■ **Exercise brief**
Transcribe all records exactly.

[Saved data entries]
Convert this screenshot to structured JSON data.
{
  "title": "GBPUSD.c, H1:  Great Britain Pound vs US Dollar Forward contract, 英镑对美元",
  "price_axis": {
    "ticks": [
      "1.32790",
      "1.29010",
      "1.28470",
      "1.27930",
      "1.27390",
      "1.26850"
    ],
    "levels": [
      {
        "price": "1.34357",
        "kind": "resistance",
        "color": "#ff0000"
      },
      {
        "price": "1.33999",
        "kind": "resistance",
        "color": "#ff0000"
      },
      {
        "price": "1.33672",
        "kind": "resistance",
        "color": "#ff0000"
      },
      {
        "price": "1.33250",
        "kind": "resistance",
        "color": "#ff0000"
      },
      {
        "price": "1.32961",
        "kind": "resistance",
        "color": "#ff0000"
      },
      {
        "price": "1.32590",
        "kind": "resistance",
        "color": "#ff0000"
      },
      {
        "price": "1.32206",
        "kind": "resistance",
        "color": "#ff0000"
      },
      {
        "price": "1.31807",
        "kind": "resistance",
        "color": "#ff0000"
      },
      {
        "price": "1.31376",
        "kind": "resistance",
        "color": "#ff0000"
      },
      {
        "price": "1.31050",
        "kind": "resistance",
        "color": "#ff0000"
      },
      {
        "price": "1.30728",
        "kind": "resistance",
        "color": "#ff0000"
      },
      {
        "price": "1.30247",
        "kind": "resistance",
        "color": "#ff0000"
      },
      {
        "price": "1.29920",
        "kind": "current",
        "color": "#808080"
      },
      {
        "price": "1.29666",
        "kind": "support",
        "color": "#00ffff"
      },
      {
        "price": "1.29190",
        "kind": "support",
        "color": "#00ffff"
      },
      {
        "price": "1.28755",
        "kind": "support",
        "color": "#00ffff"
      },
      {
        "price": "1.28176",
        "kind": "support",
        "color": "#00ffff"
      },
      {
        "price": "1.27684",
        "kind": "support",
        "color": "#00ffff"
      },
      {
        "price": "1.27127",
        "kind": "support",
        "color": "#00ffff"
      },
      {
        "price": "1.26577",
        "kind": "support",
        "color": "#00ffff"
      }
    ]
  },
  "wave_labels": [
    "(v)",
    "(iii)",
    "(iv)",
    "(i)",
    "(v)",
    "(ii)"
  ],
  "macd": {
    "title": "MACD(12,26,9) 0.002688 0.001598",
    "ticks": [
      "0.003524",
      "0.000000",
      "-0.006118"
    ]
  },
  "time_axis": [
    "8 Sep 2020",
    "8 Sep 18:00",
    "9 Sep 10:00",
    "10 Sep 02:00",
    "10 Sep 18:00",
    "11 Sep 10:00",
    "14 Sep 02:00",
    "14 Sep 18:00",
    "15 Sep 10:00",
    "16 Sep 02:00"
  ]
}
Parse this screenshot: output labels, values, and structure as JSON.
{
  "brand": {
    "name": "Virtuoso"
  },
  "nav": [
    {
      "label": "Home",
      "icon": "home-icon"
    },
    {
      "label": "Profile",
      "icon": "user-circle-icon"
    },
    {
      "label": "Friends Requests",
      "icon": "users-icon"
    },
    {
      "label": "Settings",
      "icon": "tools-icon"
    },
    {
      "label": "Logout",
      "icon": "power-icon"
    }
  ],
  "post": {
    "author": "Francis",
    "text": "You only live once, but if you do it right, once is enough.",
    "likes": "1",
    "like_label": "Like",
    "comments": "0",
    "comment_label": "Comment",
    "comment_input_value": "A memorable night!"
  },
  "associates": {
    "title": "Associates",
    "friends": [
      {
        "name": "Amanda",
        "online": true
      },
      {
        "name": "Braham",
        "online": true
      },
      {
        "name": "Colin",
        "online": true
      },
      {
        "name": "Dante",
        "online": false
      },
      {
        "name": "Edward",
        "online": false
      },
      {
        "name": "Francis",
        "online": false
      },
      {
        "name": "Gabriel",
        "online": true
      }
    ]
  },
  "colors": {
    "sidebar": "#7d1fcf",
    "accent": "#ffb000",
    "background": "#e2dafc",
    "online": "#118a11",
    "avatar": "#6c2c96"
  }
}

■ **Task output**
Convert this screenshot to structured JSON data.
{
  "title": "GBPUSD.c, H1:  Great Britain Pound vs US Dollar Forward contract, 英镑对美元",
  "price_axis": {
    "ticks": [
      "1.32790",
      "1.29010",
      "1.28470",
      "1.27930",
      "1.27390",
      "1.26850"
    ],
    "levels": [
      {
        "price": "1.34357",
        "kind": "resistance",
        "color": "#ff0000"
      },
      {
        "price": "1.33999",
        "kind": "resistance",
        "color": "#ff0000"
      },
      {
        "price": "1.33672",
        "kind": "resistance",
        "color": "#ff0000"
      },
      {
        "price": "1.33250",
        "kind": "resistance",
        "color": "#ff0000"
      },
      {
        "price": "1.32961",
        "kind": "resistance",
        "color": "#ff0000"
      },
      {
        "price": "1.32590",
        "kind": "resistance",
        "color": "#ff0000"
      },
      {
        "price": "1.32206",
        "kind": "resistance",
        "color": "#ff0000"
      },
      {
        "price": "1.31807",
        "kind": "resistance",
        "color": "#ff0000"
      },
      {
        "price": "1.31376",
        "kind": "resistance",
        "color": "#ff0000"
      },
      {
        "price": "1.31050",
        "kind": "resistance",
        "color": "#ff0000"
      },
      {
        "price": "1.30728",
        "kind": "resistance",
        "color": "#ff0000"
      },
      {
        "price": "1.30247",
        "kind": "resistance",
        "color": "#ff0000"
      },
      {
        "price": "1.29920",
        "kind": "current",
        "color": "#808080"
      },
      {
        "price": "1.29666",
        "kind": "support",
        "color": "#00ffff"
      },
      {
        "price": "1.29190",
        "kind": "support",
        "color": "#00ffff"
      },
      {
        "price": "1.28755",
        "kind": "support",
        "color": "#00ffff"
      },
      {
        "price": "1.28176",
        "kind": "support",
        "color": "#00ffff"
      },
      {
        "price": "1.27684",
        "kind": "support",
        "color": "#00ffff"
      },
      {
        "price": "1.27127",
        "kind": "support",
        "color": "#00ffff"
      },
      {
        "price": "1.26577",
        "kind": "support",
        "color": "#00ffff"
      }
    ]
  },
  "wave_labels": [
    "(v)",
    "(iii)",
    "(iv)",
    "(i)",
    "(v)",
    "(ii)"
  ],
  "macd": {
    "title": "MACD(12,26,9) 0.002688 0.001598",
    "ticks": [
      "0.003524",
      "0.000000",
      "-0.006118"
    ]
  },
  "time_axis": [
    "8 Sep 2020",
    "8 Sep 18:00",
    "9 Sep 10:00",
    "10 Sep 02:00",
    "10 Sep 18:00",
    "11 Sep 10:00",
    "14 Sep 02:00",
    "14 Sep 18:00",
    "15 Sep 10:00",
    "16 Sep 02:00"
  ]
}
Parse this screenshot: output labels, values, and structure as JSON.
{
  "brand": {
    "name": "Virtuoso"
  },
  "nav": [
    {
      "label": "Home",
      "icon": "home-icon"
    },
    {
      "label": "Profile",
      "icon": "user-circle-icon"
    },
    {
      "label": "Friends Requests",
      "icon": "users-icon"
    },
    {
      "label": "Settings",
      "icon": "tools-icon"
    },
    {
      "label": "Logout",
      "icon": "power-icon"
    }
  ],
  "post": {
    "author": "Francis",
    "text": "You only live once, but if you do it right, once is enough.",
    "likes": "1",
    "like_label": "Like",
    "comments": "0",
    "comment_label": "Comment",
    "comment_input_value": "A memorable night!"
  },
  "associates": {
    "title": "Associates",
    "friends": [
      {
        "name": "Amanda",
        "online": true
      },
      {
        "name": "Braham",
        "online": true
      },
      {
        "name": "Colin",
        "online": true
      },
      {
        "name": "Dante",
        "online": false
      },
      {
        "name": "Edward",
        "online": false
      },
      {
        "name": "Francis",
        "online": false
      },
      {
        "name": "Gabriel",
        "online": true
      }
    ]
  },
  "colors": {
    "sidebar": "#7d1fcf",
    "accent": "#ffb000",
    "background": "#e2dafc",
    "online": "#118a11",
    "avatar": "#6c2c96"
  }
}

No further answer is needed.